**DO THIS:** Gather each line of the entries below that includes "Nameserver".

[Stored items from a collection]
▼

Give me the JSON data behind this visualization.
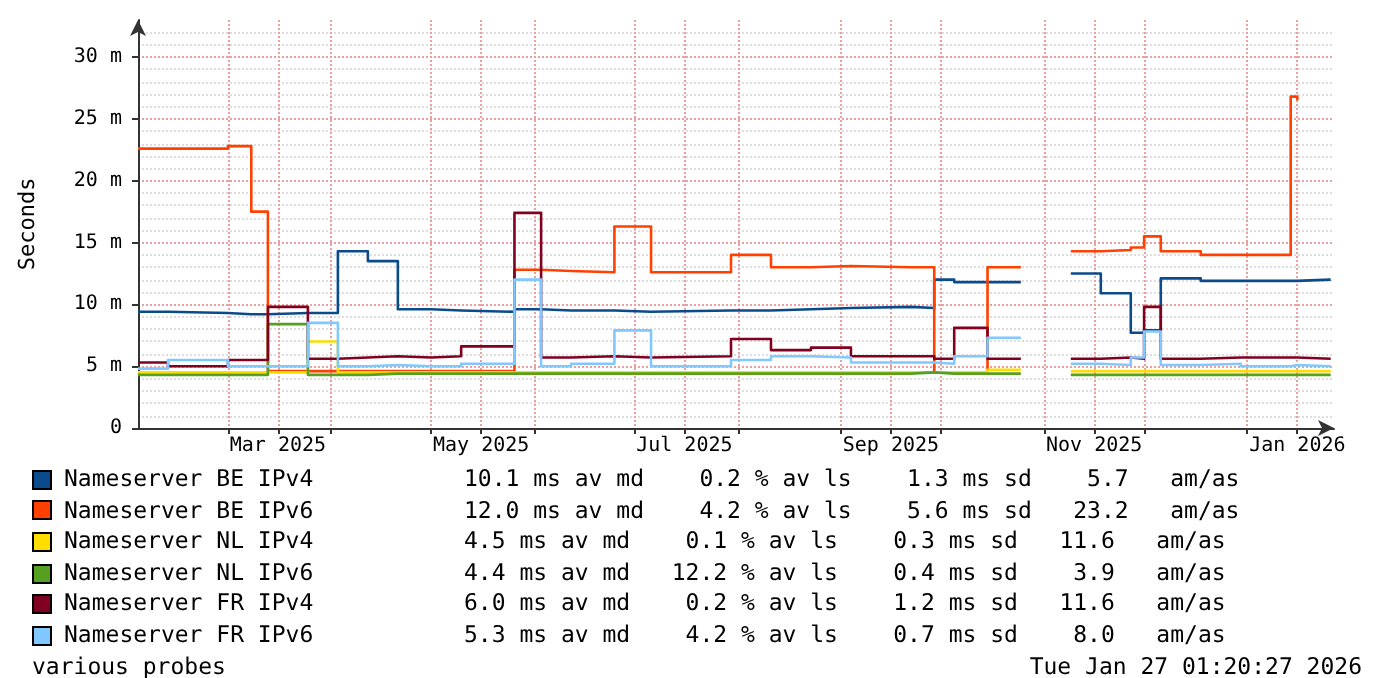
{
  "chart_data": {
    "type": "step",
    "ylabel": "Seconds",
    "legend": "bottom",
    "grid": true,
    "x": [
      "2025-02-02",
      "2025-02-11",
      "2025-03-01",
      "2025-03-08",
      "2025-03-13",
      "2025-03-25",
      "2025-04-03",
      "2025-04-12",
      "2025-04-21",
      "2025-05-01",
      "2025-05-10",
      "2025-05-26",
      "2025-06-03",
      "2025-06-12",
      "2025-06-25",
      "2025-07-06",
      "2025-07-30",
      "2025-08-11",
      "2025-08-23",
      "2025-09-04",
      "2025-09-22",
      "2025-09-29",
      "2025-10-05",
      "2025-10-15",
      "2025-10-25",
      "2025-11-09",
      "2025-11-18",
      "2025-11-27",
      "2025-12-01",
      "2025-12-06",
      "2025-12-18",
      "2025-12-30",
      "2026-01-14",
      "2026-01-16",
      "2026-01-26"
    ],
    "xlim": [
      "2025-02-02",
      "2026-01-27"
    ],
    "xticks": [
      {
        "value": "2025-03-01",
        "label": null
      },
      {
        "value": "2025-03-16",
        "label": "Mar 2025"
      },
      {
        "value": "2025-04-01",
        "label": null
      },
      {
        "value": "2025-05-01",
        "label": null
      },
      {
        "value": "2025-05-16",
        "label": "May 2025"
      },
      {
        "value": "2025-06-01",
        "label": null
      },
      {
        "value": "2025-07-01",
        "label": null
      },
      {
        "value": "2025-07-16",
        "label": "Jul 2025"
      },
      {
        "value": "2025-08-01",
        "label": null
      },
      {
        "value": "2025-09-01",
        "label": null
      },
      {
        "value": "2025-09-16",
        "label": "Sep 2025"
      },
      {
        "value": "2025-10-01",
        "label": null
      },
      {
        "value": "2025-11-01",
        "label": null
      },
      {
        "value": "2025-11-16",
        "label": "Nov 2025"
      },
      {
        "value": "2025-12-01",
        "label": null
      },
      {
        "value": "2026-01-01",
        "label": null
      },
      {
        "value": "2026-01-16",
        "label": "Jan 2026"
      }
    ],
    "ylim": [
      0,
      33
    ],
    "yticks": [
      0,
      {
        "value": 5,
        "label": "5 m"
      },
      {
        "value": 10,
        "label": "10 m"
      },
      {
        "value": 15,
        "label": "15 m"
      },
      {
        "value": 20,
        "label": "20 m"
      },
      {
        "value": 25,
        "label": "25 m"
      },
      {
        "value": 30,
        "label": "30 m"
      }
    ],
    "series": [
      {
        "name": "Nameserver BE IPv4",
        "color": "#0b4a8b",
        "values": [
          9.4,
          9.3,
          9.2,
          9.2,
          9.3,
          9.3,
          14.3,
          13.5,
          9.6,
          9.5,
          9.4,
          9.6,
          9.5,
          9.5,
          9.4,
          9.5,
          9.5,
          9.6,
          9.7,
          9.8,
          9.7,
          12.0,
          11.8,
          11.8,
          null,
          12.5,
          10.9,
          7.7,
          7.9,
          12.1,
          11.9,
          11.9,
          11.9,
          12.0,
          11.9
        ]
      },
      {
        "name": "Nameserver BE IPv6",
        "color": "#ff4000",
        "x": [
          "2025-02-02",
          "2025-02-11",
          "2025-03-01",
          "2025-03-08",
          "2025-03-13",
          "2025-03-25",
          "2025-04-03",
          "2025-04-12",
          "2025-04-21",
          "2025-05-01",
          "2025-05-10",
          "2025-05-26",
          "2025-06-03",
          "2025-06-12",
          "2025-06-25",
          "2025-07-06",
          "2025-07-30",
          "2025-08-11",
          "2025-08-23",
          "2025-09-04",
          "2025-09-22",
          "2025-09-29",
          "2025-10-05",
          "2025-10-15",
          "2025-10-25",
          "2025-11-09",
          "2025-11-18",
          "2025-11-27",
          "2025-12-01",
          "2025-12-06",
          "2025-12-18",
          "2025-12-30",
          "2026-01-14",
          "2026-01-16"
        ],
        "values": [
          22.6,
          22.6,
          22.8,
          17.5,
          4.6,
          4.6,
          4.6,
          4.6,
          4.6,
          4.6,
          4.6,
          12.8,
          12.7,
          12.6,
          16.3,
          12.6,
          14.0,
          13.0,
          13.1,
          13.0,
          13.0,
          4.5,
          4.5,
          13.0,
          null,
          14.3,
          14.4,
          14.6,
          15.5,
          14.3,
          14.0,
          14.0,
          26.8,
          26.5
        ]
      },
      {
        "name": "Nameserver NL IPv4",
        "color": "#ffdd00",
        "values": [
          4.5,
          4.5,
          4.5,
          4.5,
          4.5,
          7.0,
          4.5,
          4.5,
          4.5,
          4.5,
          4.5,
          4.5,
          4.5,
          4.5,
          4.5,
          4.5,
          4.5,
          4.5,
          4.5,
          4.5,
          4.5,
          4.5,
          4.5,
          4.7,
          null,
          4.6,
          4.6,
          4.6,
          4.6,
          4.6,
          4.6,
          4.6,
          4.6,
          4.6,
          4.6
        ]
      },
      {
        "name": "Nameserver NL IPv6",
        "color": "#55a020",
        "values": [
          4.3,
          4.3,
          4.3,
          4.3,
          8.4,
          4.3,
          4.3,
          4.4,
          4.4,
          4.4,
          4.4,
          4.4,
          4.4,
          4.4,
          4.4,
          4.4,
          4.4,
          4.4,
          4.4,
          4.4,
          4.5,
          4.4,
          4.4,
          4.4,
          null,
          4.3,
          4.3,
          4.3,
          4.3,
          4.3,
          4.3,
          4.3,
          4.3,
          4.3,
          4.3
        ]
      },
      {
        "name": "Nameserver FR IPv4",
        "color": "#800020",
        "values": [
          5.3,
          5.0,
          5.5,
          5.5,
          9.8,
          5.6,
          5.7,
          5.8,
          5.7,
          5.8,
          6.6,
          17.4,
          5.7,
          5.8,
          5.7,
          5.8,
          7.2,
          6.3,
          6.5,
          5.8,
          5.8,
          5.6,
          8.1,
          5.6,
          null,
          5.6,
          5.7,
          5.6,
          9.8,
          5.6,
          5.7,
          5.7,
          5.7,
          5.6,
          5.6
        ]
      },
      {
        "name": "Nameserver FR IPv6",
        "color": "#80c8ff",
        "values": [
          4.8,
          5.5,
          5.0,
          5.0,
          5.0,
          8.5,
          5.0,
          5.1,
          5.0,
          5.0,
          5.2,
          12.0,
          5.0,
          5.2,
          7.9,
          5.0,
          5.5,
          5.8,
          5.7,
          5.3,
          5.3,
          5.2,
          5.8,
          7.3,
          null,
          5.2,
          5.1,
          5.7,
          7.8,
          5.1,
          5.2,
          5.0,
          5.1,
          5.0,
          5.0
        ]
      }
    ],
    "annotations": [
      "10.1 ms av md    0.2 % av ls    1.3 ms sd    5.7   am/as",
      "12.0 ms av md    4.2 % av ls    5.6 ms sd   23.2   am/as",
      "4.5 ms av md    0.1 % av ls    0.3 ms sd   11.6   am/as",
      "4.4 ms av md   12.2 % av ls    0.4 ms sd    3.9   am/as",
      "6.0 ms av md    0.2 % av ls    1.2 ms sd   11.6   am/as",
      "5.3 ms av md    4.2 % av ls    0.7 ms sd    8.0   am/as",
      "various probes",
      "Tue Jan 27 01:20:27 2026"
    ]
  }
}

▲

**RESPONSE FOR THIS EXERCISE:**
        "name": "Nameserver BE IPv4",
        "name": "Nameserver BE IPv6",
        "name": "Nameserver NL IPv4",
        "name": "Nameserver NL IPv6",
        "name": "Nameserver FR IPv4",
        "name": "Nameserver FR IPv6",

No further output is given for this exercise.